Challenge:
Quote the data verbatim, from its first line through the line containing "chart-title: Girls xyxy=(199,6,240,26)", with both of those lines included.

Layout annotation data:
————
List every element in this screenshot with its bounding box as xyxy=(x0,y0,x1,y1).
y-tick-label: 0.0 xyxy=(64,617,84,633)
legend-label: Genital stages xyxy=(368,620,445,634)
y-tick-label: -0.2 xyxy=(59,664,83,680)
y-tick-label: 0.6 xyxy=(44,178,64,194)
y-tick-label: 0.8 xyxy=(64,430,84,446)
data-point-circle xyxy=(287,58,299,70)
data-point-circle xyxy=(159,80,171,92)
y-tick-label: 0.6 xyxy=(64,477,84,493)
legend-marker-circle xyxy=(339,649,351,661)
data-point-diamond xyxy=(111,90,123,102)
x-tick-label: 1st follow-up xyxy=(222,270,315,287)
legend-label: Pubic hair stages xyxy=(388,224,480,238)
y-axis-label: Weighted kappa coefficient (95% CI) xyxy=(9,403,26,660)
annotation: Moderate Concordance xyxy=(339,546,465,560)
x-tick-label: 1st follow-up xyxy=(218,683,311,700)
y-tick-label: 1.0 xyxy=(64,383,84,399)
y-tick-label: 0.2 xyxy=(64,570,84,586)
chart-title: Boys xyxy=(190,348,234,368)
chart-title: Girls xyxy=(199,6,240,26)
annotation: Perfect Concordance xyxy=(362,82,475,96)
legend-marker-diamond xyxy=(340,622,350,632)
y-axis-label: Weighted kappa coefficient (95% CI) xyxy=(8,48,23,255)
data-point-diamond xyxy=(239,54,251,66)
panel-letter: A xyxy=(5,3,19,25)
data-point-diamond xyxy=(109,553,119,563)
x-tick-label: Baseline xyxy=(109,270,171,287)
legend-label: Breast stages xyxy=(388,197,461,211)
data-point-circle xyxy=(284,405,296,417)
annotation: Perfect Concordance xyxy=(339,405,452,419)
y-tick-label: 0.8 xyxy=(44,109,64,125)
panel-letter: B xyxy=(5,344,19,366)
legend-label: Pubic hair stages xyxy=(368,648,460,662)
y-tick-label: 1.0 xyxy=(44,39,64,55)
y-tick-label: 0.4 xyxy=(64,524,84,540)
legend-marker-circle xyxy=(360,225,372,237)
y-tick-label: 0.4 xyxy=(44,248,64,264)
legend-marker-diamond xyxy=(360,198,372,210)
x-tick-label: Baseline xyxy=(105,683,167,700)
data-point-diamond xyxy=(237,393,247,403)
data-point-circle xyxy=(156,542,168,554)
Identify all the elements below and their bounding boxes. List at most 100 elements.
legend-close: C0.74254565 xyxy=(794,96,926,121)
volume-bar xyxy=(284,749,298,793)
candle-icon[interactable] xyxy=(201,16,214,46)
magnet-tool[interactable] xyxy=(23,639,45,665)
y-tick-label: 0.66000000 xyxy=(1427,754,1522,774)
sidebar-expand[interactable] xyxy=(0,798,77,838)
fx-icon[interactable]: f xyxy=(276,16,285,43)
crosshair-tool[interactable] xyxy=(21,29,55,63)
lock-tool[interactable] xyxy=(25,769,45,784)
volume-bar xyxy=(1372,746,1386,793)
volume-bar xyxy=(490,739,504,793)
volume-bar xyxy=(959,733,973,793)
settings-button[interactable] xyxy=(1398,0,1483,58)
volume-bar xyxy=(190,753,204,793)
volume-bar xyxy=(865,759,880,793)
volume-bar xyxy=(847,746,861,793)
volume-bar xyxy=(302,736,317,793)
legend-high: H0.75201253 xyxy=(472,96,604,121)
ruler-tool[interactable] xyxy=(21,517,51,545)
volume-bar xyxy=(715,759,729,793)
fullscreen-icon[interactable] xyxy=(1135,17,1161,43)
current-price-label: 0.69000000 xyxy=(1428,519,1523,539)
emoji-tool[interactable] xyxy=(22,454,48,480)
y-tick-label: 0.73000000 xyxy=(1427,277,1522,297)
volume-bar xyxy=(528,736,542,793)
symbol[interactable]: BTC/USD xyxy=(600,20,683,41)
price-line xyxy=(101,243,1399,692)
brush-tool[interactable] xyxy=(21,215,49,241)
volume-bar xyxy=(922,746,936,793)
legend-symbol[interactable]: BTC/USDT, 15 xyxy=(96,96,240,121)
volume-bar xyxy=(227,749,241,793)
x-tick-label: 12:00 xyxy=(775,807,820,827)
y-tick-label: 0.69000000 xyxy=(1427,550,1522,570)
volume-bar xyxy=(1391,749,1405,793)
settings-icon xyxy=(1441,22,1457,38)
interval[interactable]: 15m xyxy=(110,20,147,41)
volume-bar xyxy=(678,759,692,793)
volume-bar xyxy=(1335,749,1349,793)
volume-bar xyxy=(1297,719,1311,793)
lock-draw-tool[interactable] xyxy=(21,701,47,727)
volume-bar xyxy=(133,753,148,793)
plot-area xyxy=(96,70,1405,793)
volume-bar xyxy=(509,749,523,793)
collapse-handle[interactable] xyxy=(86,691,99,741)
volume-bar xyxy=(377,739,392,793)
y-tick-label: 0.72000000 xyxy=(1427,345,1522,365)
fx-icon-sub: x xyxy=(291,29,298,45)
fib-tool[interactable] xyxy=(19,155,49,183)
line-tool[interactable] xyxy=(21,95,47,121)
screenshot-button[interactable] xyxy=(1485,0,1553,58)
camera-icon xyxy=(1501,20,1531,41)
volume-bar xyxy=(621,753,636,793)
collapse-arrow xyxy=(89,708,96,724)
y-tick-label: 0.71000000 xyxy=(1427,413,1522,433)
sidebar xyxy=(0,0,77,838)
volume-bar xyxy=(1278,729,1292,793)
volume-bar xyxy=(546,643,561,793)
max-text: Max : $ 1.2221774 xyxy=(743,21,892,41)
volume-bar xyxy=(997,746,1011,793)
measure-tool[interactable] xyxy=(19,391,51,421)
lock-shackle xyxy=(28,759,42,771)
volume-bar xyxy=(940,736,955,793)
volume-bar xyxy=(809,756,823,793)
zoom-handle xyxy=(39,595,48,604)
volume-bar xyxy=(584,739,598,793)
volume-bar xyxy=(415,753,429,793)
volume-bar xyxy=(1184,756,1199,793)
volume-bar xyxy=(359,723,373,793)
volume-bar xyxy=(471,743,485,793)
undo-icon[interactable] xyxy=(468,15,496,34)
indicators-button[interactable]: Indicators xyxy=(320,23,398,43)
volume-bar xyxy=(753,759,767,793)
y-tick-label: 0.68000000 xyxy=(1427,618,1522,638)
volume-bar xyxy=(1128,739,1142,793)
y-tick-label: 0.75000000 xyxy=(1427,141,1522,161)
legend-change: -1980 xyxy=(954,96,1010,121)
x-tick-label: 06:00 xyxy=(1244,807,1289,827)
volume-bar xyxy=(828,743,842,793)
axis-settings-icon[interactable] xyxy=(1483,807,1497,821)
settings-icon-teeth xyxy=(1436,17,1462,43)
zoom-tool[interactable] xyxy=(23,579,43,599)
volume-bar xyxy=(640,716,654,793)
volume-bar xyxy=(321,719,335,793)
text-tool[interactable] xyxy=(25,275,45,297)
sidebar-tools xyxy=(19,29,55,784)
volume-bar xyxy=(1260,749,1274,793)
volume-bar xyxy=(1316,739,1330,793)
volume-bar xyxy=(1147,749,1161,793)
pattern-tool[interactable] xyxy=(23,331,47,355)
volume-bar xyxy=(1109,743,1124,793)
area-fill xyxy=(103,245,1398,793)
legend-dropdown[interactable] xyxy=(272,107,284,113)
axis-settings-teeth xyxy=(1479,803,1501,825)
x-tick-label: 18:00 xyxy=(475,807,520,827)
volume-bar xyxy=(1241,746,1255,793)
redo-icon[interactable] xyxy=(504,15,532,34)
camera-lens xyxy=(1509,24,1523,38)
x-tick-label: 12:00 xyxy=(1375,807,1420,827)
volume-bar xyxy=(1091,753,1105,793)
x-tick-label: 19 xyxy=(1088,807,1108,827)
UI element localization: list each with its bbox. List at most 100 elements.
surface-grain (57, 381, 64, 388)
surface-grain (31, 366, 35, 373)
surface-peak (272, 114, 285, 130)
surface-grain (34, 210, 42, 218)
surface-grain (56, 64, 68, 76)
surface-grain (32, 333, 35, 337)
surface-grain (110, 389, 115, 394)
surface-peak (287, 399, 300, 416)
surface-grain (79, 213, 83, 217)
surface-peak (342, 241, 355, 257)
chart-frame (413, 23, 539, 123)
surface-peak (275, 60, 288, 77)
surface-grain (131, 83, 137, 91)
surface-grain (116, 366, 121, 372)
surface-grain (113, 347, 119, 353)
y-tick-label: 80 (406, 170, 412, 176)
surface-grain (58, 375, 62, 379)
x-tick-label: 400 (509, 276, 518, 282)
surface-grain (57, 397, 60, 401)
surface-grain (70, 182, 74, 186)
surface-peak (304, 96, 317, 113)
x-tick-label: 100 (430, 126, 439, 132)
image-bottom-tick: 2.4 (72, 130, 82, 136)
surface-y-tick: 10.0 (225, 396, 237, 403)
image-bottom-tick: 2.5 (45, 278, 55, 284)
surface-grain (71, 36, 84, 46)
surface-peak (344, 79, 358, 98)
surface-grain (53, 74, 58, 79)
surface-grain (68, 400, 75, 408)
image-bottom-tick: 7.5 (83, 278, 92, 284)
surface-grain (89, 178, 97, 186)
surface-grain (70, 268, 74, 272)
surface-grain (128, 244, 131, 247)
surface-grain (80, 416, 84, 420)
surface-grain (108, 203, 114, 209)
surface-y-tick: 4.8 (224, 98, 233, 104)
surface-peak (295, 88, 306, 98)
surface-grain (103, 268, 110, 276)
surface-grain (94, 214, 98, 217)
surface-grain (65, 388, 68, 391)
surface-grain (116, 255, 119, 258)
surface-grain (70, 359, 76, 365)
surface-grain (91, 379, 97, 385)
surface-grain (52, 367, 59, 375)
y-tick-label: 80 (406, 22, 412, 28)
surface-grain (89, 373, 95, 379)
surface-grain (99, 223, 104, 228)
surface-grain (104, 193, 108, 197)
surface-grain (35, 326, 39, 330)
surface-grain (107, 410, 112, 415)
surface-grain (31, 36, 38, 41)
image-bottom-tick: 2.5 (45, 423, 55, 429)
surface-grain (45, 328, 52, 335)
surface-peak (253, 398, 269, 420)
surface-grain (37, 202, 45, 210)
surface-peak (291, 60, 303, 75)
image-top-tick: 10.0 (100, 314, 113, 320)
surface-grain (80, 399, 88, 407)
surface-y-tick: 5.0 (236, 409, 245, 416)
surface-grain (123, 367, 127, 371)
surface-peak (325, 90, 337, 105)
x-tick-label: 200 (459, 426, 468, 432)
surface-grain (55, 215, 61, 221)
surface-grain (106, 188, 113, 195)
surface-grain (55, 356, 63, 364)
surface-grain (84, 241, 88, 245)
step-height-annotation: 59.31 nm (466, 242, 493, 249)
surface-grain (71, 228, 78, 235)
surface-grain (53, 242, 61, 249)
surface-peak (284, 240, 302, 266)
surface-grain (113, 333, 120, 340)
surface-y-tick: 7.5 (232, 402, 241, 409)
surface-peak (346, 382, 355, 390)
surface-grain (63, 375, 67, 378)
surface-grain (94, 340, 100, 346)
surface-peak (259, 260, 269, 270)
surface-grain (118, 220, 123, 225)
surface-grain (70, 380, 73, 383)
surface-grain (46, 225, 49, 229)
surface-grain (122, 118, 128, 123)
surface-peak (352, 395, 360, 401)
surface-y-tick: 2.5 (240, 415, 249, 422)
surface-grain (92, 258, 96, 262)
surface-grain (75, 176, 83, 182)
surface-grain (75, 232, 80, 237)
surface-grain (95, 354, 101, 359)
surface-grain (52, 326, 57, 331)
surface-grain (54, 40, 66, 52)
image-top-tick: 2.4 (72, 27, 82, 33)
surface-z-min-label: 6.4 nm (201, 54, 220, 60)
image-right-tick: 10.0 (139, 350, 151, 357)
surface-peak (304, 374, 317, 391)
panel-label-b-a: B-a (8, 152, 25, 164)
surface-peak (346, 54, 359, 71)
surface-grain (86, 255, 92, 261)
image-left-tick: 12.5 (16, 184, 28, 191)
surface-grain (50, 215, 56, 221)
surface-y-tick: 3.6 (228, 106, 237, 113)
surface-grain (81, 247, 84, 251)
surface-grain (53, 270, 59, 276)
————
Complete response:
List every element in this screenshot with its bounding box as xyxy=(x0,y0,x1,y1).
y-tick-label: 0.0 xyxy=(64,617,84,633)
legend-label: Genital stages xyxy=(368,620,445,634)
y-tick-label: -0.2 xyxy=(59,664,83,680)
y-tick-label: 0.6 xyxy=(44,178,64,194)
y-tick-label: 0.8 xyxy=(64,430,84,446)
data-point-circle xyxy=(287,58,299,70)
data-point-circle xyxy=(159,80,171,92)
y-tick-label: 0.6 xyxy=(64,477,84,493)
legend-marker-circle xyxy=(339,649,351,661)
data-point-diamond xyxy=(111,90,123,102)
x-tick-label: 1st follow-up xyxy=(222,270,315,287)
legend-label: Pubic hair stages xyxy=(388,224,480,238)
y-axis-label: Weighted kappa coefficient (95% CI) xyxy=(9,403,26,660)
annotation: Moderate Concordance xyxy=(339,546,465,560)
x-tick-label: 1st follow-up xyxy=(218,683,311,700)
y-tick-label: 1.0 xyxy=(64,383,84,399)
y-tick-label: 0.2 xyxy=(64,570,84,586)
chart-title: Boys xyxy=(190,348,234,368)
chart-title: Girls xyxy=(199,6,240,26)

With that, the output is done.